**SET PROBLEM:**
Check every line below for the word "favicon" and copy the ones that have it.

**SUPPLIED ENTRIES:**

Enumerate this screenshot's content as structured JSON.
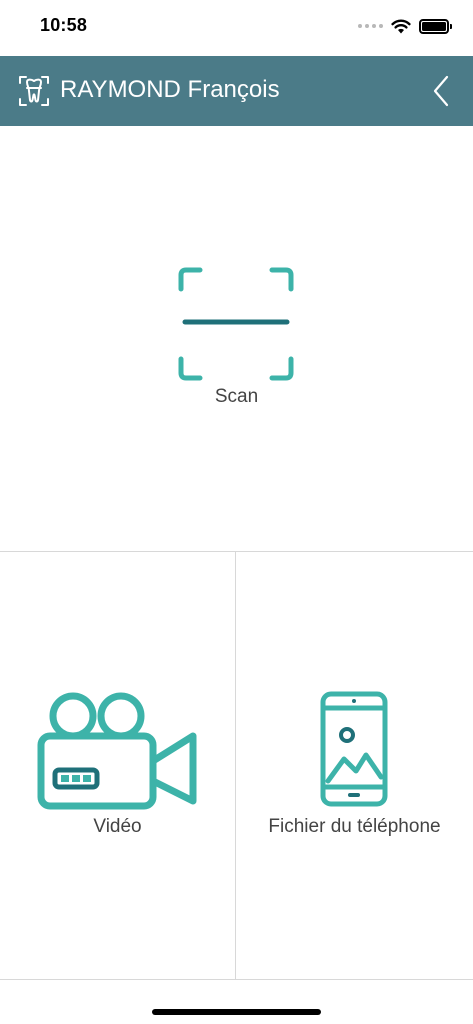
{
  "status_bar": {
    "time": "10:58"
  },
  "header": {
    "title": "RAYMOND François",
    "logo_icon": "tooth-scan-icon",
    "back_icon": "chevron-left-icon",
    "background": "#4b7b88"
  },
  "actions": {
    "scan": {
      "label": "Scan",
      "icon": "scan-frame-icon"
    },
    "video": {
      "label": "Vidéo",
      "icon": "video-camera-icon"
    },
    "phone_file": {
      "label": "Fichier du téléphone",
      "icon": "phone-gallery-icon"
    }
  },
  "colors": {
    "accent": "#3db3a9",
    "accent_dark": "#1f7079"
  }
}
--
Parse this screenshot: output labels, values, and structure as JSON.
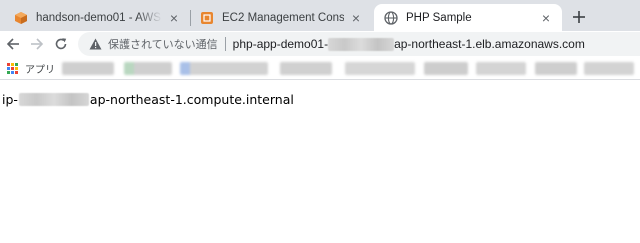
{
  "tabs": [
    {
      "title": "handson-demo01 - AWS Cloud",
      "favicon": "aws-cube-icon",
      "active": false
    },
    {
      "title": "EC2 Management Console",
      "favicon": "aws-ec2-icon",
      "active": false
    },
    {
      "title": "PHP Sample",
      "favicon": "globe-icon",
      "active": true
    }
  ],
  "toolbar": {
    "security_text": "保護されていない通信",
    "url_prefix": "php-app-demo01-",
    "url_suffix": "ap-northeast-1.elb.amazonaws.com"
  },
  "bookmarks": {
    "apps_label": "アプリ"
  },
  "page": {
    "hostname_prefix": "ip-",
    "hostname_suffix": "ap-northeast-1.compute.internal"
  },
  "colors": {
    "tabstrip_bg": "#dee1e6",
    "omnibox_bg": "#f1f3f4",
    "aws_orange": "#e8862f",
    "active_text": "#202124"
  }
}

**FINAL RESULT:**
      "favicon": "aws-cube-icon",
      "favicon": "aws-ec2-icon",
      "favicon": "globe-icon",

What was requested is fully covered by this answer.